┌─ Record set

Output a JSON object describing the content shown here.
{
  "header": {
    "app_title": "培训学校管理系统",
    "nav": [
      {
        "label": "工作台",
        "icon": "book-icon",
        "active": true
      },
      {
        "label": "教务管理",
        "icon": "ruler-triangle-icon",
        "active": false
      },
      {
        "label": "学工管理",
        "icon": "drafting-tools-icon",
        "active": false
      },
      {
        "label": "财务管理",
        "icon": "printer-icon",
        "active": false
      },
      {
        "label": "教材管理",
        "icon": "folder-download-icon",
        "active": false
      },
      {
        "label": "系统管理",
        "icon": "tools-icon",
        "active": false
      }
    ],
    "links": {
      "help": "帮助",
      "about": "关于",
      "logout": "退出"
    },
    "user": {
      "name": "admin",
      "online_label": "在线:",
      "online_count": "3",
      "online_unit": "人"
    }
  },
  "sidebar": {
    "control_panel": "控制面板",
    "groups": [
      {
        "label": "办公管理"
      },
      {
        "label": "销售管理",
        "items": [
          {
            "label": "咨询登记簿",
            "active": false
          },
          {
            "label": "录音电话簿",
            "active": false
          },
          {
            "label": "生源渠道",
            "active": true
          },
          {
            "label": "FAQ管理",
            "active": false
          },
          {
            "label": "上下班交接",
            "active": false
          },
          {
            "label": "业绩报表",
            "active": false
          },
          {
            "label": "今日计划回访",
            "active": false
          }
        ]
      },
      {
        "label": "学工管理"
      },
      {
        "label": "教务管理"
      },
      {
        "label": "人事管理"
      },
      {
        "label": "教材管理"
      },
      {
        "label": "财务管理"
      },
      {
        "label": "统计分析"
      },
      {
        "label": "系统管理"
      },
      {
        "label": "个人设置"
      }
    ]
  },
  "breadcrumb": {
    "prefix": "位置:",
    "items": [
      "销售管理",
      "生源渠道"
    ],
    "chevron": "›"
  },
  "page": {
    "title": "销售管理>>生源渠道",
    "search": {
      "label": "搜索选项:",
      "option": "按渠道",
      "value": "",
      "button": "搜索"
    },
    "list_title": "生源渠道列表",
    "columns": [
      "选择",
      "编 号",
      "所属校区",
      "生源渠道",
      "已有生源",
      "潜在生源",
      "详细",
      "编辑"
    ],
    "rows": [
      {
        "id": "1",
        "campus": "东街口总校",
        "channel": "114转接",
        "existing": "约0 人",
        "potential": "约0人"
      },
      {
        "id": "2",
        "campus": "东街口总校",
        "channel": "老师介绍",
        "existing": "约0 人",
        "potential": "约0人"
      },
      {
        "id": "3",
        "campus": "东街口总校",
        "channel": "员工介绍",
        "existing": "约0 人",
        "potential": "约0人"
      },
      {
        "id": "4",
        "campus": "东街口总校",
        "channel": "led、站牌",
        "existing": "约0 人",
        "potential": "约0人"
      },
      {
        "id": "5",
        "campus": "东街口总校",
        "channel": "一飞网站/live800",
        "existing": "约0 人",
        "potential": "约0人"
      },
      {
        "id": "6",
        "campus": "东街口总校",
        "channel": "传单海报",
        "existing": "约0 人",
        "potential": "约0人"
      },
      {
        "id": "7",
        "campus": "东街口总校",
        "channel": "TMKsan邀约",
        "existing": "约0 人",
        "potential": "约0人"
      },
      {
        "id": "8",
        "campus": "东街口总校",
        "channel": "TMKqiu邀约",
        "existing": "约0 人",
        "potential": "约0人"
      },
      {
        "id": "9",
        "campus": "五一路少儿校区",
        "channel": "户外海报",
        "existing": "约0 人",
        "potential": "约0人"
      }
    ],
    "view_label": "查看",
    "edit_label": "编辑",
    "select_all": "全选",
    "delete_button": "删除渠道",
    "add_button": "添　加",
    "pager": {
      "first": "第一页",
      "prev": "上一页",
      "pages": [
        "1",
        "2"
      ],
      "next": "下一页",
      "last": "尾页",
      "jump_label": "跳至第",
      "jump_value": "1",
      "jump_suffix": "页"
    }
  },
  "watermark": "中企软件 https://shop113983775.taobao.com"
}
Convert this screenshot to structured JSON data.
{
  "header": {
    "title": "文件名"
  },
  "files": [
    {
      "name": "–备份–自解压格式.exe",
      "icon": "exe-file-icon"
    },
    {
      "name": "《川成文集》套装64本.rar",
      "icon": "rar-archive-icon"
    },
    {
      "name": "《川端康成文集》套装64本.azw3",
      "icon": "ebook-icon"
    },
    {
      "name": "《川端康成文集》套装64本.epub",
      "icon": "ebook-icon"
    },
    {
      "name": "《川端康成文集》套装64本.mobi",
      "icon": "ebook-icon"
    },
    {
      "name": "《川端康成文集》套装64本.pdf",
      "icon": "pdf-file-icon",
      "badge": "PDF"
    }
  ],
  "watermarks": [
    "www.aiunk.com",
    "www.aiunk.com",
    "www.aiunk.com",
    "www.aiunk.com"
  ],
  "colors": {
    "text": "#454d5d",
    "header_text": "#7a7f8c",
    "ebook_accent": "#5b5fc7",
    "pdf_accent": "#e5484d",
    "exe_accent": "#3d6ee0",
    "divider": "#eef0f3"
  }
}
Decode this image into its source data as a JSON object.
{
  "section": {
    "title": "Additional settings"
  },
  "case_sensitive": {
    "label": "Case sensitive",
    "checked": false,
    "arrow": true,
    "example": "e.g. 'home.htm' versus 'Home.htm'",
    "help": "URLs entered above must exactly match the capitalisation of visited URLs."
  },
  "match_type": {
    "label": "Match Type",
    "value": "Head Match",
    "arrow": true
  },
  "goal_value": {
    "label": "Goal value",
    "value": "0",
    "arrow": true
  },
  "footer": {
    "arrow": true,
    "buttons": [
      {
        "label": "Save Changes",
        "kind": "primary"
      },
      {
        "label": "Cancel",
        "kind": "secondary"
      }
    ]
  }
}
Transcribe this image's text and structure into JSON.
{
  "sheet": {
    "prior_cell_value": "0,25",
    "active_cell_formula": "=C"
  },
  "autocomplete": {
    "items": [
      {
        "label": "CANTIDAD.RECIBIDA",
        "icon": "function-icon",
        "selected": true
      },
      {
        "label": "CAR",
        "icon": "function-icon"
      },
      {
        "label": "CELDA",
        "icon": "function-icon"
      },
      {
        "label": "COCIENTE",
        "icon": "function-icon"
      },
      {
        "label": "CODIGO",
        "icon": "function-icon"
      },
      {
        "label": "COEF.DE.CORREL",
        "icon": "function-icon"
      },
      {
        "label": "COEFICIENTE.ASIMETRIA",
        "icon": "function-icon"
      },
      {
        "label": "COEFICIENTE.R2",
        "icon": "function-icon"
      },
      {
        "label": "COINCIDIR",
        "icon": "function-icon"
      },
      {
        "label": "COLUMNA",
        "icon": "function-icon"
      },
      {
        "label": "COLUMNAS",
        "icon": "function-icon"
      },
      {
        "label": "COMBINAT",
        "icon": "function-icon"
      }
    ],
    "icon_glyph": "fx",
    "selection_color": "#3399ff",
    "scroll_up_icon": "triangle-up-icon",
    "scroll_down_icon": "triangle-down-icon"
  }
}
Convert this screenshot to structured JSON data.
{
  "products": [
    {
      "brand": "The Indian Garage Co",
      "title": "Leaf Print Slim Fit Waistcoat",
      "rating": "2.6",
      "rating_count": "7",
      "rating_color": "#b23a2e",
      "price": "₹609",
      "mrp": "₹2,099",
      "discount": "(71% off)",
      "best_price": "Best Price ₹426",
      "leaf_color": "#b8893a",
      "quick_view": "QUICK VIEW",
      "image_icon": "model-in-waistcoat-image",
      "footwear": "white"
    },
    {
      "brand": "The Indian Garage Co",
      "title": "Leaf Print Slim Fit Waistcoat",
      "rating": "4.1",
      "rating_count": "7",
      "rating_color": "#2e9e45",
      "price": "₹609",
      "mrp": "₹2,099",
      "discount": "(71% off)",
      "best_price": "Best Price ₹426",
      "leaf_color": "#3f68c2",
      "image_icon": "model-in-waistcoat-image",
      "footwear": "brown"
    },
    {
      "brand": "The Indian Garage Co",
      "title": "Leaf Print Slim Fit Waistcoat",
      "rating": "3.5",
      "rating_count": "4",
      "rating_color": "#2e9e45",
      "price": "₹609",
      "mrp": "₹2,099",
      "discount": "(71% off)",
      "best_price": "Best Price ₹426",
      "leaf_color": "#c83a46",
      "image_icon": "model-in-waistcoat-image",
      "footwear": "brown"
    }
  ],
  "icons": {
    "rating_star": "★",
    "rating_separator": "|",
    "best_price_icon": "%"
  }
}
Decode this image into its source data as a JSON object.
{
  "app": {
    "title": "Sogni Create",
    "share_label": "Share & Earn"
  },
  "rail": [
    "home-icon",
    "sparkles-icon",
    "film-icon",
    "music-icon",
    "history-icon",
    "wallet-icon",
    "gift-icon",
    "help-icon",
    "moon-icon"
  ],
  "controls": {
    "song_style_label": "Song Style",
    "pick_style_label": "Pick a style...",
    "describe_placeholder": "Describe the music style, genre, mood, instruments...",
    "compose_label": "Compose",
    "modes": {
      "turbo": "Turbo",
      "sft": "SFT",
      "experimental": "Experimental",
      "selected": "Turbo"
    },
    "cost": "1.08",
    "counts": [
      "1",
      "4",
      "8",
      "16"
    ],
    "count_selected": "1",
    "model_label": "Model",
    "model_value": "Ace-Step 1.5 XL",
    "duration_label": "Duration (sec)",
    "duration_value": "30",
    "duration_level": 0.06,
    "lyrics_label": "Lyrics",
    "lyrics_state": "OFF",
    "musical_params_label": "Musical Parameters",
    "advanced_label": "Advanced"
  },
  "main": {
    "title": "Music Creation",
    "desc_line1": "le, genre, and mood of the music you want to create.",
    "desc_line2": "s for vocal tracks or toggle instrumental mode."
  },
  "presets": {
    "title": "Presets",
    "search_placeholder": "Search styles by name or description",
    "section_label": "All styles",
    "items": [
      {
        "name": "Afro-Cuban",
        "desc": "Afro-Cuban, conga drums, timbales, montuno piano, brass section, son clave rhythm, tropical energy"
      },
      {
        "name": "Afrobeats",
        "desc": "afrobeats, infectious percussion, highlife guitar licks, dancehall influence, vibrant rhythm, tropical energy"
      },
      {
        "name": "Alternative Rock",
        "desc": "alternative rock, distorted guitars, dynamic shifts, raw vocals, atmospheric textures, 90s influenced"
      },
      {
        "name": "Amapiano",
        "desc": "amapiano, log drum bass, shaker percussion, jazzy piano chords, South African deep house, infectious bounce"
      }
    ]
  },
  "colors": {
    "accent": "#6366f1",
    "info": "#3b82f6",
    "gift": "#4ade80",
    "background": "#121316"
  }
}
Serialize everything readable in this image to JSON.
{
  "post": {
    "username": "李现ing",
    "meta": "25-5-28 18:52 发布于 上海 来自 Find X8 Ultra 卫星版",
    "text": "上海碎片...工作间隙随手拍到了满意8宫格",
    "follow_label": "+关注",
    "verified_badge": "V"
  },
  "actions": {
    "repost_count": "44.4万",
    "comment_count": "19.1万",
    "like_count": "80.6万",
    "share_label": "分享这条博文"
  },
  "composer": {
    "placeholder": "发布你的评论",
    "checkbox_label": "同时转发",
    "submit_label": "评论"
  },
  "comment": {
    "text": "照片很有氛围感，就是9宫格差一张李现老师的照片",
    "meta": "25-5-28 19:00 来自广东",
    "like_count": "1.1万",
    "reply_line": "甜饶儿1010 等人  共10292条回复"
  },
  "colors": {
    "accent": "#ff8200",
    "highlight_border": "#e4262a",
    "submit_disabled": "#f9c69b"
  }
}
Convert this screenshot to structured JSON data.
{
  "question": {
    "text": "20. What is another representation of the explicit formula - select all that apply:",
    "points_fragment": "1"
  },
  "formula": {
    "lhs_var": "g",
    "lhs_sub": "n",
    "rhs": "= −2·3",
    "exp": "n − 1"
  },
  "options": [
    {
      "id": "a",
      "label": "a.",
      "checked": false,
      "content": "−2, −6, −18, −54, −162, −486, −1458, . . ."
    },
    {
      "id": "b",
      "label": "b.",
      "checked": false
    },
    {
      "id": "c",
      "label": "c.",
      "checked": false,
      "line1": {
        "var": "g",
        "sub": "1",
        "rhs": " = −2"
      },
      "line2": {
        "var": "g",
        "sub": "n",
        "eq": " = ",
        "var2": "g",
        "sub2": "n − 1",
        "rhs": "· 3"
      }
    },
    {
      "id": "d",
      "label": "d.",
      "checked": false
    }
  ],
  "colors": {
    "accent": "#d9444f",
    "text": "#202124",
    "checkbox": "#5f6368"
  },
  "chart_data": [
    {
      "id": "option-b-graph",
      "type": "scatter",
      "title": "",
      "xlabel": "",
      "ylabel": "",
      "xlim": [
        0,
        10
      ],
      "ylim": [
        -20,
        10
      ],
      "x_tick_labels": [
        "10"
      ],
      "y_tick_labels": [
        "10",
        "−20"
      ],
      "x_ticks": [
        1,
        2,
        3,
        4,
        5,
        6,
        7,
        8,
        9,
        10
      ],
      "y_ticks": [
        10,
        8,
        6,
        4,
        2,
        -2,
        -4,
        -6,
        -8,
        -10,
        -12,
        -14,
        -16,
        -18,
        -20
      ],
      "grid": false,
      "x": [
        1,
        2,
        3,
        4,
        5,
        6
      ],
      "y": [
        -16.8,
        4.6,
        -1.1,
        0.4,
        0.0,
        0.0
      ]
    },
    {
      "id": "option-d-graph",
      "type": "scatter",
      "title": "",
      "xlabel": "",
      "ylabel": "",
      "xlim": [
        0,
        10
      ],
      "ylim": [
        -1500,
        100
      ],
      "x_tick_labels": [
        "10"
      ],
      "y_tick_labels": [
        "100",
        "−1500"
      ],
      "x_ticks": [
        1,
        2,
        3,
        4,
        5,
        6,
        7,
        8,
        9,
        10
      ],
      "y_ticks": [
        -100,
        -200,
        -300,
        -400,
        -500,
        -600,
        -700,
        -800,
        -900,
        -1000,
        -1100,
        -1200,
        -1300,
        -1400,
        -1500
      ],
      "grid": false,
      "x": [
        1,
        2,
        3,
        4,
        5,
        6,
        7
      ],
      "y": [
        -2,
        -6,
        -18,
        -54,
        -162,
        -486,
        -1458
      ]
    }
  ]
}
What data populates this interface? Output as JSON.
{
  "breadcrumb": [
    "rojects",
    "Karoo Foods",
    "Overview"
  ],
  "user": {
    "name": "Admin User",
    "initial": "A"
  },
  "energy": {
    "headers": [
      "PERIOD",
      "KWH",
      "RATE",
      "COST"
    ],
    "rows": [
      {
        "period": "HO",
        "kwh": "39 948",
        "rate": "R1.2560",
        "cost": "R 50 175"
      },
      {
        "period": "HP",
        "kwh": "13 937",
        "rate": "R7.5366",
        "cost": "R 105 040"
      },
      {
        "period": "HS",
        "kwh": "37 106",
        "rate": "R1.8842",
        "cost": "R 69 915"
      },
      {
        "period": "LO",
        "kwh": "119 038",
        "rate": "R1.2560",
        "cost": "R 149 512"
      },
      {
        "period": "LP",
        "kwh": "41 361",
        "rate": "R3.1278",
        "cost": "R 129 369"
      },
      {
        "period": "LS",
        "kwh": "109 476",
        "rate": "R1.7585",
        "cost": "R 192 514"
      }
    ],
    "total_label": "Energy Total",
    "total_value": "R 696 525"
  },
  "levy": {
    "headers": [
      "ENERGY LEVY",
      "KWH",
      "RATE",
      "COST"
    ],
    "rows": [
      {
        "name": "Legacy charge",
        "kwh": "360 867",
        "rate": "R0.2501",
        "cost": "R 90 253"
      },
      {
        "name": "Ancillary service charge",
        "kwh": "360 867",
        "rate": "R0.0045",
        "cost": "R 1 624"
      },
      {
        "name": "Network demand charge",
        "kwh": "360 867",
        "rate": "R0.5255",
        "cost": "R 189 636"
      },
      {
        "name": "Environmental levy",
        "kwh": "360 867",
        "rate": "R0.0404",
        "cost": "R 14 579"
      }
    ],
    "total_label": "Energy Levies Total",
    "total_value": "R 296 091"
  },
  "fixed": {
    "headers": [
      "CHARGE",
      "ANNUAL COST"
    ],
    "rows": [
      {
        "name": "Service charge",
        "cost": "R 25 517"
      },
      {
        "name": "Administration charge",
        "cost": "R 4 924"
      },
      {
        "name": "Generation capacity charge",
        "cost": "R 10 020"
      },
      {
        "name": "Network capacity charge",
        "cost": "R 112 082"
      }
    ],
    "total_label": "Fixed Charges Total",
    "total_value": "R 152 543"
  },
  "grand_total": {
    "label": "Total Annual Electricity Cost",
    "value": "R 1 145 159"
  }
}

└─

**Exercise objective:** In the lines above, find each one with "styles" and list it.

**In response:**
    "search_placeholder": "Search styles by name or description",
    "section_label": "All styles",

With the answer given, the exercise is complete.